---------- Data for this task
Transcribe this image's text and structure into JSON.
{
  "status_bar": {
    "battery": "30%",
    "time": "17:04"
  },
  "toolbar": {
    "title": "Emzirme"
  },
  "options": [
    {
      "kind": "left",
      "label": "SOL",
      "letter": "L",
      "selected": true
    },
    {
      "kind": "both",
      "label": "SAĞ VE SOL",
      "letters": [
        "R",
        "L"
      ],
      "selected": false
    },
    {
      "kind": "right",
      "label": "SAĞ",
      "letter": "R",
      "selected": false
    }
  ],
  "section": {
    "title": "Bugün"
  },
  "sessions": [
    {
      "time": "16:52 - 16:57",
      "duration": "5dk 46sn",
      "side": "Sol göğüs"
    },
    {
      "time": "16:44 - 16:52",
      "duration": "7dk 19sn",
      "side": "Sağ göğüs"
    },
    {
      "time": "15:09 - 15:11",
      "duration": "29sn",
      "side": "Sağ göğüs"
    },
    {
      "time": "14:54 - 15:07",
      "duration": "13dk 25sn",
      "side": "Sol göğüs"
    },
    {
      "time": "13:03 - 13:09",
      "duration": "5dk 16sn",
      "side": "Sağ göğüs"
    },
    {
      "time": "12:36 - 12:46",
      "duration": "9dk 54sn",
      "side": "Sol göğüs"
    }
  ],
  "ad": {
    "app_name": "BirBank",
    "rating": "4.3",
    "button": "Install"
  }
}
--------------------
- _To be done_
Extract the data exactly as given.

- _Written solution_
Transcribe this image's text and structure into JSON.
{
  "status_bar": {
    "battery": "30%",
    "time": "17:04"
  },
  "toolbar": {
    "title": "Emzirme"
  },
  "options": [
    {
      "kind": "left",
      "label": "SOL",
      "letter": "L",
      "selected": true
    },
    {
      "kind": "both",
      "label": "SAĞ VE SOL",
      "letters": [
        "R",
        "L"
      ],
      "selected": false
    },
    {
      "kind": "right",
      "label": "SAĞ",
      "letter": "R",
      "selected": false
    }
  ],
  "section": {
    "title": "Bugün"
  },
  "sessions": [
    {
      "time": "16:52 - 16:57",
      "duration": "5dk 46sn",
      "side": "Sol göğüs"
    },
    {
      "time": "16:44 - 16:52",
      "duration": "7dk 19sn",
      "side": "Sağ göğüs"
    },
    {
      "time": "15:09 - 15:11",
      "duration": "29sn",
      "side": "Sağ göğüs"
    },
    {
      "time": "14:54 - 15:07",
      "duration": "13dk 25sn",
      "side": "Sol göğüs"
    },
    {
      "time": "13:03 - 13:09",
      "duration": "5dk 16sn",
      "side": "Sağ göğüs"
    },
    {
      "time": "12:36 - 12:46",
      "duration": "9dk 54sn",
      "side": "Sol göğüs"
    }
  ],
  "ad": {
    "app_name": "BirBank",
    "rating": "4.3",
    "button": "Install"
  }
}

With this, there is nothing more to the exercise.